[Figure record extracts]
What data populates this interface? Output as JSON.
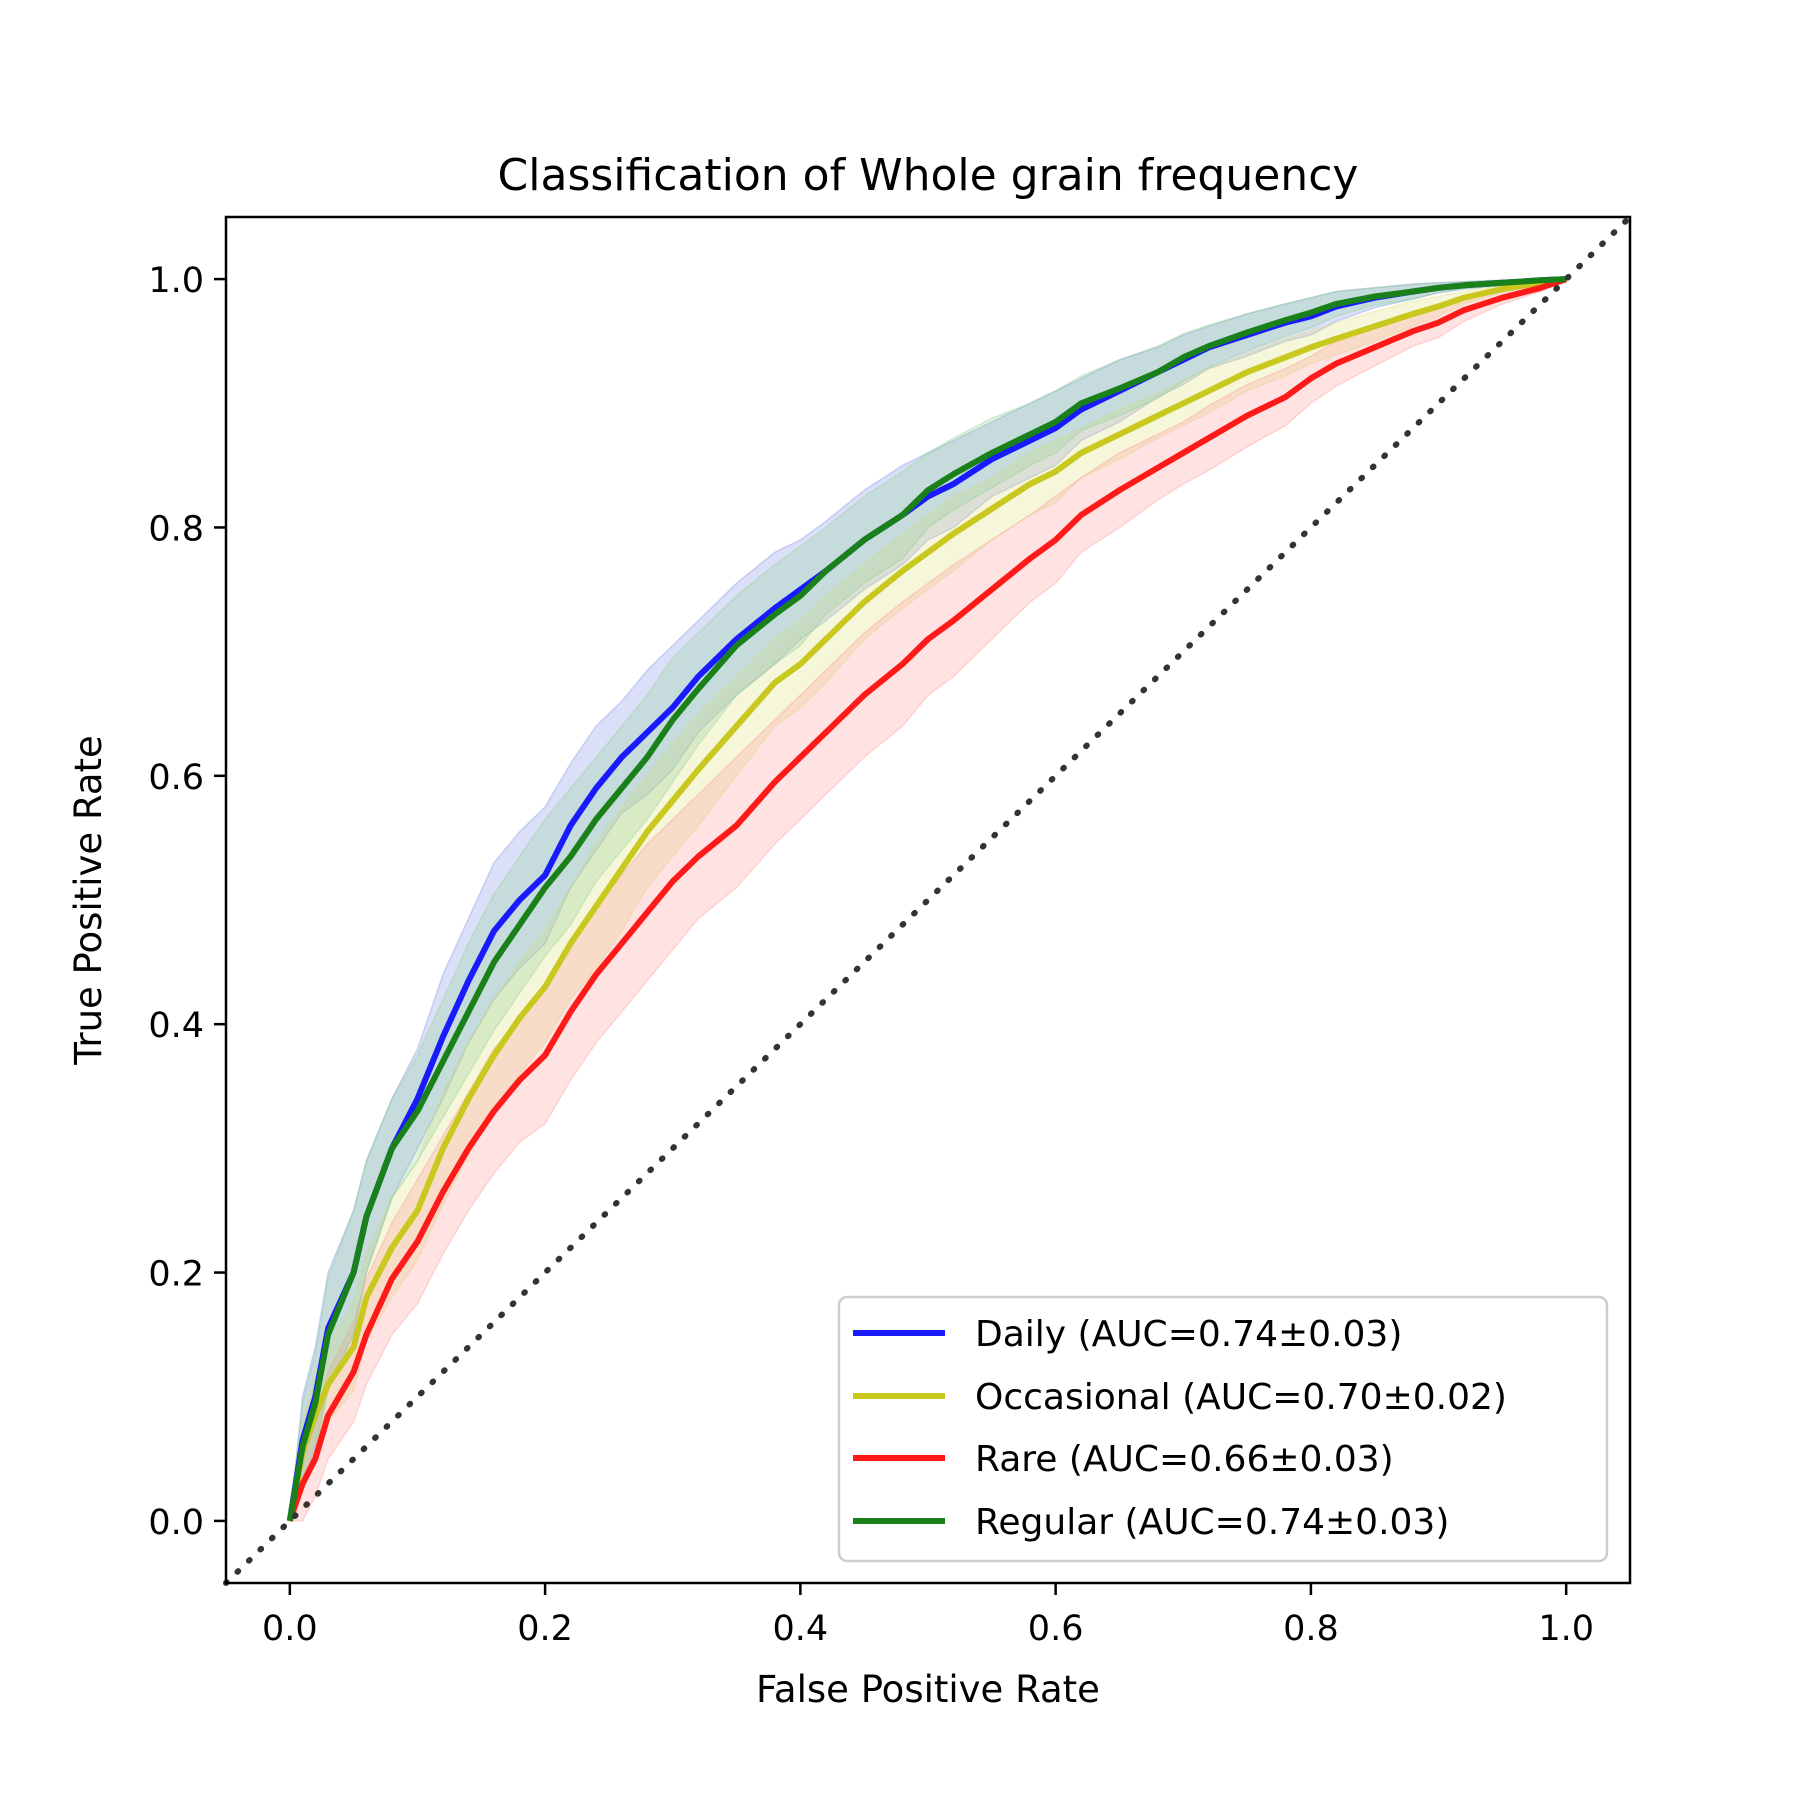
{
  "chart_data": {
    "type": "line",
    "title": "Classification of Whole grain frequency",
    "xlabel": "False Positive Rate",
    "ylabel": "True Positive Rate",
    "xlim": [
      -0.05,
      1.05
    ],
    "ylim": [
      -0.05,
      1.05
    ],
    "xticks": [
      "0.0",
      "0.2",
      "0.4",
      "0.6",
      "0.8",
      "1.0"
    ],
    "yticks": [
      "0.0",
      "0.2",
      "0.4",
      "0.6",
      "0.8",
      "1.0"
    ],
    "grid": false,
    "legend_position": "lower-right",
    "diagonal": {
      "x": [
        -0.05,
        1.05
      ],
      "y": [
        -0.05,
        1.05
      ],
      "color": "#333333",
      "style": "dotted"
    },
    "x": [
      0,
      0.01,
      0.02,
      0.03,
      0.05,
      0.06,
      0.08,
      0.1,
      0.12,
      0.14,
      0.16,
      0.18,
      0.2,
      0.22,
      0.24,
      0.26,
      0.28,
      0.3,
      0.32,
      0.35,
      0.38,
      0.4,
      0.42,
      0.45,
      0.48,
      0.5,
      0.52,
      0.55,
      0.58,
      0.6,
      0.62,
      0.65,
      0.68,
      0.7,
      0.72,
      0.75,
      0.78,
      0.8,
      0.82,
      0.85,
      0.88,
      0.9,
      0.92,
      0.95,
      0.98,
      1.0
    ],
    "series": [
      {
        "name": "Daily (AUC=0.74±0.03)",
        "color": "#1a1aff",
        "band_color": "#7f8fe6",
        "y": [
          0,
          0.065,
          0.1,
          0.155,
          0.2,
          0.245,
          0.3,
          0.34,
          0.39,
          0.435,
          0.475,
          0.5,
          0.52,
          0.56,
          0.59,
          0.615,
          0.635,
          0.655,
          0.68,
          0.71,
          0.735,
          0.75,
          0.765,
          0.79,
          0.81,
          0.825,
          0.835,
          0.855,
          0.87,
          0.88,
          0.895,
          0.91,
          0.925,
          0.935,
          0.945,
          0.955,
          0.965,
          0.97,
          0.978,
          0.985,
          0.99,
          0.993,
          0.995,
          0.997,
          0.999,
          1.0
        ],
        "upper": [
          0,
          0.1,
          0.14,
          0.2,
          0.25,
          0.29,
          0.34,
          0.38,
          0.44,
          0.485,
          0.53,
          0.555,
          0.575,
          0.61,
          0.64,
          0.66,
          0.685,
          0.705,
          0.725,
          0.755,
          0.78,
          0.79,
          0.805,
          0.83,
          0.85,
          0.86,
          0.87,
          0.885,
          0.9,
          0.91,
          0.92,
          0.935,
          0.945,
          0.955,
          0.962,
          0.972,
          0.98,
          0.985,
          0.99,
          0.993,
          0.996,
          0.997,
          0.998,
          0.999,
          1.0,
          1.0
        ],
        "lower": [
          0,
          0.03,
          0.06,
          0.11,
          0.15,
          0.2,
          0.26,
          0.3,
          0.34,
          0.385,
          0.42,
          0.445,
          0.465,
          0.51,
          0.54,
          0.57,
          0.585,
          0.605,
          0.635,
          0.665,
          0.69,
          0.71,
          0.725,
          0.75,
          0.77,
          0.79,
          0.8,
          0.825,
          0.84,
          0.85,
          0.87,
          0.885,
          0.905,
          0.915,
          0.928,
          0.938,
          0.95,
          0.955,
          0.966,
          0.977,
          0.984,
          0.989,
          0.992,
          0.995,
          0.998,
          1.0
        ]
      },
      {
        "name": "Occasional (AUC=0.70±0.02)",
        "color": "#c8c81e",
        "band_color": "#e0e07a",
        "y": [
          0,
          0.055,
          0.085,
          0.11,
          0.14,
          0.18,
          0.22,
          0.25,
          0.3,
          0.34,
          0.375,
          0.405,
          0.43,
          0.465,
          0.495,
          0.525,
          0.555,
          0.58,
          0.605,
          0.64,
          0.675,
          0.69,
          0.71,
          0.74,
          0.765,
          0.78,
          0.795,
          0.815,
          0.835,
          0.845,
          0.86,
          0.875,
          0.89,
          0.9,
          0.91,
          0.925,
          0.937,
          0.945,
          0.952,
          0.962,
          0.972,
          0.978,
          0.985,
          0.992,
          0.997,
          1.0
        ],
        "upper": [
          0,
          0.08,
          0.115,
          0.14,
          0.175,
          0.215,
          0.26,
          0.29,
          0.345,
          0.385,
          0.42,
          0.45,
          0.475,
          0.51,
          0.545,
          0.575,
          0.6,
          0.625,
          0.65,
          0.68,
          0.71,
          0.725,
          0.745,
          0.77,
          0.795,
          0.81,
          0.825,
          0.84,
          0.86,
          0.87,
          0.88,
          0.895,
          0.908,
          0.918,
          0.928,
          0.94,
          0.952,
          0.958,
          0.965,
          0.974,
          0.982,
          0.986,
          0.99,
          0.995,
          0.998,
          1.0
        ],
        "lower": [
          0,
          0.03,
          0.055,
          0.08,
          0.105,
          0.145,
          0.18,
          0.21,
          0.255,
          0.295,
          0.33,
          0.36,
          0.385,
          0.42,
          0.445,
          0.475,
          0.51,
          0.535,
          0.56,
          0.6,
          0.64,
          0.655,
          0.675,
          0.71,
          0.735,
          0.75,
          0.765,
          0.79,
          0.81,
          0.82,
          0.84,
          0.855,
          0.872,
          0.882,
          0.892,
          0.91,
          0.922,
          0.932,
          0.939,
          0.95,
          0.962,
          0.97,
          0.98,
          0.989,
          0.996,
          1.0
        ]
      },
      {
        "name": "Rare (AUC=0.66±0.03)",
        "color": "#ff1a1a",
        "band_color": "#ff9999",
        "y": [
          0,
          0.03,
          0.05,
          0.085,
          0.12,
          0.15,
          0.195,
          0.225,
          0.265,
          0.3,
          0.33,
          0.355,
          0.375,
          0.41,
          0.44,
          0.465,
          0.49,
          0.515,
          0.535,
          0.56,
          0.595,
          0.615,
          0.635,
          0.665,
          0.69,
          0.71,
          0.725,
          0.75,
          0.775,
          0.79,
          0.81,
          0.83,
          0.848,
          0.86,
          0.872,
          0.89,
          0.905,
          0.92,
          0.932,
          0.945,
          0.958,
          0.965,
          0.975,
          0.985,
          0.993,
          1.0
        ],
        "upper": [
          0,
          0.06,
          0.085,
          0.12,
          0.16,
          0.195,
          0.24,
          0.275,
          0.31,
          0.345,
          0.38,
          0.405,
          0.43,
          0.465,
          0.495,
          0.52,
          0.545,
          0.565,
          0.585,
          0.615,
          0.645,
          0.665,
          0.685,
          0.715,
          0.74,
          0.755,
          0.77,
          0.79,
          0.81,
          0.825,
          0.84,
          0.86,
          0.875,
          0.885,
          0.898,
          0.915,
          0.928,
          0.938,
          0.95,
          0.96,
          0.97,
          0.977,
          0.984,
          0.99,
          0.997,
          1.0
        ],
        "lower": [
          0,
          0.0,
          0.02,
          0.05,
          0.08,
          0.11,
          0.15,
          0.175,
          0.215,
          0.25,
          0.28,
          0.305,
          0.32,
          0.355,
          0.385,
          0.41,
          0.435,
          0.46,
          0.485,
          0.51,
          0.545,
          0.565,
          0.585,
          0.615,
          0.64,
          0.665,
          0.68,
          0.71,
          0.74,
          0.755,
          0.78,
          0.8,
          0.822,
          0.835,
          0.846,
          0.865,
          0.882,
          0.9,
          0.914,
          0.93,
          0.946,
          0.953,
          0.966,
          0.98,
          0.99,
          1.0
        ]
      },
      {
        "name": "Regular (AUC=0.74±0.03)",
        "color": "#1a801a",
        "band_color": "#8fd08f",
        "y": [
          0,
          0.06,
          0.095,
          0.15,
          0.2,
          0.245,
          0.3,
          0.33,
          0.37,
          0.41,
          0.45,
          0.48,
          0.51,
          0.535,
          0.565,
          0.59,
          0.615,
          0.645,
          0.67,
          0.705,
          0.73,
          0.745,
          0.765,
          0.79,
          0.81,
          0.83,
          0.843,
          0.86,
          0.875,
          0.885,
          0.9,
          0.912,
          0.925,
          0.937,
          0.946,
          0.957,
          0.967,
          0.973,
          0.98,
          0.986,
          0.99,
          0.993,
          0.995,
          0.997,
          0.999,
          1.0
        ],
        "upper": [
          0,
          0.095,
          0.135,
          0.195,
          0.25,
          0.29,
          0.34,
          0.375,
          0.42,
          0.465,
          0.505,
          0.535,
          0.565,
          0.59,
          0.615,
          0.64,
          0.665,
          0.695,
          0.715,
          0.745,
          0.77,
          0.785,
          0.8,
          0.825,
          0.845,
          0.86,
          0.872,
          0.888,
          0.9,
          0.91,
          0.922,
          0.935,
          0.946,
          0.956,
          0.963,
          0.972,
          0.98,
          0.985,
          0.99,
          0.993,
          0.996,
          0.997,
          0.998,
          0.999,
          1.0,
          1.0
        ],
        "lower": [
          0,
          0.025,
          0.055,
          0.105,
          0.15,
          0.2,
          0.26,
          0.29,
          0.325,
          0.36,
          0.395,
          0.425,
          0.455,
          0.48,
          0.515,
          0.54,
          0.565,
          0.595,
          0.625,
          0.665,
          0.69,
          0.705,
          0.73,
          0.755,
          0.775,
          0.8,
          0.814,
          0.832,
          0.85,
          0.86,
          0.878,
          0.89,
          0.904,
          0.918,
          0.929,
          0.942,
          0.954,
          0.961,
          0.97,
          0.979,
          0.984,
          0.989,
          0.992,
          0.995,
          0.998,
          1.0
        ]
      }
    ]
  }
}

Exercise prompt: From the listing above, pick out each line where the word "Rate" appears.

Correct answer:
    "xlabel": "False Positive Rate",
    "ylabel": "True Positive Rate",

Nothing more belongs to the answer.